- **Written instruction**:
In the records that follow, locate every line with "Advances" and extract it.

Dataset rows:
** begin **

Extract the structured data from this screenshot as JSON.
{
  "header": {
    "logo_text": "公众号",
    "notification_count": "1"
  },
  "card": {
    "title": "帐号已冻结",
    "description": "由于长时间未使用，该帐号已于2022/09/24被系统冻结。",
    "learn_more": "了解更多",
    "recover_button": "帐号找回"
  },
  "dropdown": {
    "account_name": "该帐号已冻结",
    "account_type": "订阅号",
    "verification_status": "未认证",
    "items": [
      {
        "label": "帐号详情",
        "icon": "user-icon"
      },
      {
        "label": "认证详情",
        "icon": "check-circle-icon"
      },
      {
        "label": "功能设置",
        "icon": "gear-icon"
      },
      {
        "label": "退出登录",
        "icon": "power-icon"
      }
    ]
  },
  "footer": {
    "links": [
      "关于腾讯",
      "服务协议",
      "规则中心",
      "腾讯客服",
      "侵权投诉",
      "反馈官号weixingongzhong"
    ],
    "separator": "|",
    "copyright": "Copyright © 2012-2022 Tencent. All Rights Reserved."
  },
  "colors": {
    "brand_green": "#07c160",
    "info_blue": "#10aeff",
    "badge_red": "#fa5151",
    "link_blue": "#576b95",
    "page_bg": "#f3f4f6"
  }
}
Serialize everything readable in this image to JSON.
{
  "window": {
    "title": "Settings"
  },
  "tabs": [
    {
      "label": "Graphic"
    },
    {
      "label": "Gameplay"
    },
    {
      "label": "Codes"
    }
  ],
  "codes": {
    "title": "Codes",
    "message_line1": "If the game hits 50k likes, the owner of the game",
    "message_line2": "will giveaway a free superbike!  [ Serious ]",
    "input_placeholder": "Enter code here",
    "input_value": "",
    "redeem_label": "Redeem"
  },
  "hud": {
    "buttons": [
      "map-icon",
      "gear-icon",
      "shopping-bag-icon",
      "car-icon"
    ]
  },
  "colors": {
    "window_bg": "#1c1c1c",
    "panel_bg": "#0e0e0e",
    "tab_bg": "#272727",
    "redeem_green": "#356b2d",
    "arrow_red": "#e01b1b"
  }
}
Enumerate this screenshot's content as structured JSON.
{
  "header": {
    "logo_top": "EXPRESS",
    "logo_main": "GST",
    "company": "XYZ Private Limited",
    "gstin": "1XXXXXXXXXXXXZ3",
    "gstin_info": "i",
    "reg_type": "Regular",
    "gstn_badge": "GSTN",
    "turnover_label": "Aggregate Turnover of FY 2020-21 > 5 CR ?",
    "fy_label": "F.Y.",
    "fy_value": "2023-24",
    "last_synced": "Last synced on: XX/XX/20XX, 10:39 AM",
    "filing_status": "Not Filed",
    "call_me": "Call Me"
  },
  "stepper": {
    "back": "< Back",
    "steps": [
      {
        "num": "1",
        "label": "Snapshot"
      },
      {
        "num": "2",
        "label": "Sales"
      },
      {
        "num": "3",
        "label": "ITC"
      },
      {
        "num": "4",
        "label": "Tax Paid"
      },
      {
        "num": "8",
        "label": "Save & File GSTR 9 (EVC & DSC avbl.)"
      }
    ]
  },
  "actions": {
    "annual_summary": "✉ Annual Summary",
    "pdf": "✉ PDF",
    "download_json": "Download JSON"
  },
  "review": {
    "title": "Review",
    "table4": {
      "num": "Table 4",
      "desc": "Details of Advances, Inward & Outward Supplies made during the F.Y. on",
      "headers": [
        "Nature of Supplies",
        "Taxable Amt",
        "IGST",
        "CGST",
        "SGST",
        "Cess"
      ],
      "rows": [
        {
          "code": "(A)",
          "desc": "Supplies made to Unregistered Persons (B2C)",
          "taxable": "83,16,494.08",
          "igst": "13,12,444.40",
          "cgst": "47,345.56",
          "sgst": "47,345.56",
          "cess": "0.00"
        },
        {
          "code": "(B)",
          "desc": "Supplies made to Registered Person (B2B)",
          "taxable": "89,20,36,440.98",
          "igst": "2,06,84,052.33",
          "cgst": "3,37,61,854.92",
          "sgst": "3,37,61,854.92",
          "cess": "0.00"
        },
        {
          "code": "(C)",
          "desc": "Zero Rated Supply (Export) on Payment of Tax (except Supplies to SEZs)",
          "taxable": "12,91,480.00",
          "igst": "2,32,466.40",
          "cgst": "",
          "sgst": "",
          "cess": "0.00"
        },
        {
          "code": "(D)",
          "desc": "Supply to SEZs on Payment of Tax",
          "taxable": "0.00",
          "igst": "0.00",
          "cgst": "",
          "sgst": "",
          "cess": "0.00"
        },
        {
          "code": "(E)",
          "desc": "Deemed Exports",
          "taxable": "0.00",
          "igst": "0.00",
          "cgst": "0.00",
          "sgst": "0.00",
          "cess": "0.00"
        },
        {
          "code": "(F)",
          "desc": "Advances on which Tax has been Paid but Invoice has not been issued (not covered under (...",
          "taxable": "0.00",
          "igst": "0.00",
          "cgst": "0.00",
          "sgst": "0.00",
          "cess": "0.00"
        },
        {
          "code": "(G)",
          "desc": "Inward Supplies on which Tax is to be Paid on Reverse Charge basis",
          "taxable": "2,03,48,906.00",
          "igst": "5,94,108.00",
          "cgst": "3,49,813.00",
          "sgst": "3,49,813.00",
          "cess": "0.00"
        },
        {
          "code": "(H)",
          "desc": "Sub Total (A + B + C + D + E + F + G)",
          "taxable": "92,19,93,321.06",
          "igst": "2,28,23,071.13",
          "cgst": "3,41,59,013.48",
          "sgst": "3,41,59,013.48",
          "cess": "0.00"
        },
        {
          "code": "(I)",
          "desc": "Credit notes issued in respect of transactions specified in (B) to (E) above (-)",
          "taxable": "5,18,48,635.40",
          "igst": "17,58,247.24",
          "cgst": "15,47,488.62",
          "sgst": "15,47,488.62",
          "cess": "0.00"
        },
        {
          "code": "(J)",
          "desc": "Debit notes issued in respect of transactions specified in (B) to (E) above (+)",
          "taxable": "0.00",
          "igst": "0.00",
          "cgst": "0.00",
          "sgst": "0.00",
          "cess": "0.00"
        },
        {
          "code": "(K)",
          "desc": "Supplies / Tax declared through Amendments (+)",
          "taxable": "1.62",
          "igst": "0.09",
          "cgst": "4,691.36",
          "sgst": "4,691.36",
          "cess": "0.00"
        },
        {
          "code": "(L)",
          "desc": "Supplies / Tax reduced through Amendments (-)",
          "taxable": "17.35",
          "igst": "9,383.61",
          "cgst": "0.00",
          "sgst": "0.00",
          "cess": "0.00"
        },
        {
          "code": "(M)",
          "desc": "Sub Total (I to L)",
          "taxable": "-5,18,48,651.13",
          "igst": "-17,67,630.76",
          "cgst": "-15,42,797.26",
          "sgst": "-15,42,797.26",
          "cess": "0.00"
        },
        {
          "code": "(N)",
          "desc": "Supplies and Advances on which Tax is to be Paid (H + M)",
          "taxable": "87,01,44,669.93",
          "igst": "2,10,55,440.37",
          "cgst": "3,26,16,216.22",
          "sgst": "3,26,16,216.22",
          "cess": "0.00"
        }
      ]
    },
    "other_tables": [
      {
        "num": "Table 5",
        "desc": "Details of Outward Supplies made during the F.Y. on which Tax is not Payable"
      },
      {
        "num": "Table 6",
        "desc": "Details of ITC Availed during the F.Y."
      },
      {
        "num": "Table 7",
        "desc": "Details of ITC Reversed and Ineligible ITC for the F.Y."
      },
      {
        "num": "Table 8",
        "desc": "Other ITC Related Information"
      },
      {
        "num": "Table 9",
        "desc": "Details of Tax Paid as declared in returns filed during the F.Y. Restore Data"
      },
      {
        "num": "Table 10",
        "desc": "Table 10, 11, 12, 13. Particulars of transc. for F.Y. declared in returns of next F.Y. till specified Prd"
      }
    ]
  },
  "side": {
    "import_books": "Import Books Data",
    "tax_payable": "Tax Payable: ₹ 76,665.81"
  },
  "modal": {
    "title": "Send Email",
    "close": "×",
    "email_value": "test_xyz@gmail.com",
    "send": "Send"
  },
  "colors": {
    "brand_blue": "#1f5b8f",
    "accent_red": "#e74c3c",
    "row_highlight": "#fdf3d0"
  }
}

** end **

- **Written solution**:
      "desc": "Details of Advances, Inward & Outward Supplies made during the F.Y. on",
          "desc": "Advances on which Tax has been Paid but Invoice has not been issued (not covered under (...",
          "desc": "Supplies and Advances on which Tax is to be Paid (H + M)",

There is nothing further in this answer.